Exercise details:
Within the records below, find each line that holds the string "Level", then copy it.

+--

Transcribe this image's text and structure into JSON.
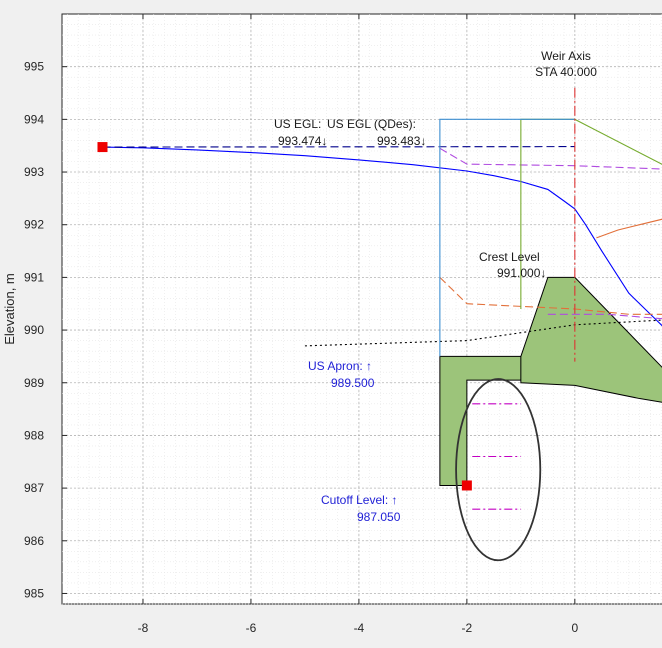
{
  "chart_data": {
    "type": "line",
    "title": "",
    "xlabel": "",
    "ylabel": "Elevation, m",
    "xlim": [
      -9.5,
      1.8
    ],
    "ylim": [
      984.8,
      996
    ],
    "grid": "major dotted + minor",
    "x_ticks": [
      -8,
      -6,
      -4,
      -2,
      0
    ],
    "x_tick_labels": [
      "-8",
      "-6",
      "-4",
      "-2",
      "0"
    ],
    "y_ticks": [
      985,
      986,
      987,
      988,
      989,
      990,
      991,
      992,
      993,
      994,
      995
    ],
    "y_tick_labels": [
      "985",
      "986",
      "987",
      "988",
      "989",
      "990",
      "991",
      "992",
      "993",
      "994",
      "995"
    ],
    "series": [
      {
        "color": "#0000ff",
        "dash": "",
        "x": [
          -8.75,
          -8,
          -7,
          -6,
          -5,
          -4,
          -3,
          -2,
          -1.5,
          -1,
          -0.5,
          -0.2,
          0,
          0.2,
          0.5,
          1,
          1.5,
          1.8
        ],
        "y": [
          993.474,
          993.46,
          993.42,
          993.37,
          993.31,
          993.23,
          993.14,
          993.02,
          992.93,
          992.82,
          992.67,
          992.45,
          992.3,
          992.0,
          991.5,
          990.7,
          990.2,
          989.9
        ]
      },
      {
        "color": "#00008b",
        "dash": "8,4",
        "x": [
          -8.75,
          -2.5,
          0
        ],
        "y": [
          993.474,
          993.48,
          993.483
        ]
      },
      {
        "color": "#b04be0",
        "dash": "8,4",
        "x": [
          -2.5,
          -2.0,
          0,
          1.8
        ],
        "y": [
          993.45,
          993.15,
          993.12,
          993.05
        ]
      },
      {
        "color": "#e2703a",
        "dash": "8,4",
        "x": [
          -2.5,
          -2.0,
          -1.0,
          0,
          1.0,
          1.8
        ],
        "y": [
          991.0,
          990.5,
          990.45,
          990.4,
          990.3,
          990.3
        ]
      },
      {
        "color": "#e2703a",
        "dash": "",
        "x": [
          0.4,
          0.8,
          1.2,
          1.8
        ],
        "y": [
          991.75,
          991.9,
          992.0,
          992.15
        ]
      },
      {
        "color": "#b04be0",
        "dash": "8,4",
        "x": [
          -0.5,
          0,
          0.6,
          1.2,
          1.8
        ],
        "y": [
          990.3,
          990.3,
          990.3,
          990.25,
          990.2
        ]
      },
      {
        "color": "#000000",
        "dash": "2,3",
        "x": [
          -5.0,
          -3.5,
          -2.0,
          -1.0,
          0,
          1.8
        ],
        "y": [
          989.7,
          989.75,
          989.8,
          989.95,
          990.1,
          990.2
        ]
      },
      {
        "color": "#77ac30",
        "dash": "",
        "x": [
          -1.0,
          -1.0,
          0,
          1.8
        ],
        "y": [
          990.4,
          994.0,
          994.0,
          993.05
        ]
      },
      {
        "color": "#3d8fd1",
        "dash": "",
        "x": [
          -2.5,
          -2.5,
          0
        ],
        "y": [
          989.5,
          994.0,
          994.0
        ]
      },
      {
        "color": "#dd3333",
        "dash": "10,3,2,3",
        "x": [
          0,
          0
        ],
        "y": [
          994.6,
          989.4
        ]
      },
      {
        "color": "#c300c3",
        "dash": "8,3,2,3",
        "x": [
          -1.9,
          -1.0
        ],
        "y": [
          988.6,
          988.6
        ]
      },
      {
        "color": "#c300c3",
        "dash": "8,3,2,3",
        "x": [
          -1.9,
          -1.0
        ],
        "y": [
          987.6,
          987.6
        ]
      },
      {
        "color": "#c300c3",
        "dash": "8,3,2,3",
        "x": [
          -1.9,
          -1.0
        ],
        "y": [
          986.6,
          986.6
        ]
      }
    ],
    "polygons": [
      {
        "fill": "#9cc47a",
        "stroke": "#000000",
        "x": [
          -2.5,
          -2.5,
          -2.0,
          -2.0,
          -1.0,
          -1.0,
          -0.5,
          0,
          1.8,
          1.8,
          1.2,
          0,
          -1.0,
          -1.0,
          -2.5
        ],
        "y": [
          989.5,
          987.05,
          987.05,
          989.05,
          989.05,
          989.5,
          991.0,
          991.0,
          989.1,
          988.6,
          988.7,
          988.95,
          989.0,
          989.5,
          989.5
        ]
      }
    ],
    "ellipse": {
      "cx": -1.42,
      "cy": 987.35,
      "rx": 0.78,
      "ry": 1.72,
      "color": "#333333"
    },
    "markers": [
      {
        "x": -8.75,
        "y": 993.474,
        "color": "#ee0000"
      },
      {
        "x": -2.0,
        "y": 987.05,
        "color": "#ee0000"
      }
    ],
    "annotations": {
      "weir_axis_label": "Weir Axis",
      "weir_axis_sta": "STA 40.000",
      "us_egl_label": "US EGL:",
      "us_egl_value": "993.474↓",
      "us_egl_qdes_label": "US EGL (QDes):",
      "us_egl_qdes_value": "993.483↓",
      "crest_label": "Crest Level",
      "crest_value": "991.000↓",
      "apron_label": "US Apron: ↑",
      "apron_value": "989.500",
      "cutoff_label": "Cutoff Level: ↑",
      "cutoff_value": "987.050"
    }
  }
}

+--

Task solution:
      "crest_label": "Crest Level",
      "cutoff_label": "Cutoff Level: ↑",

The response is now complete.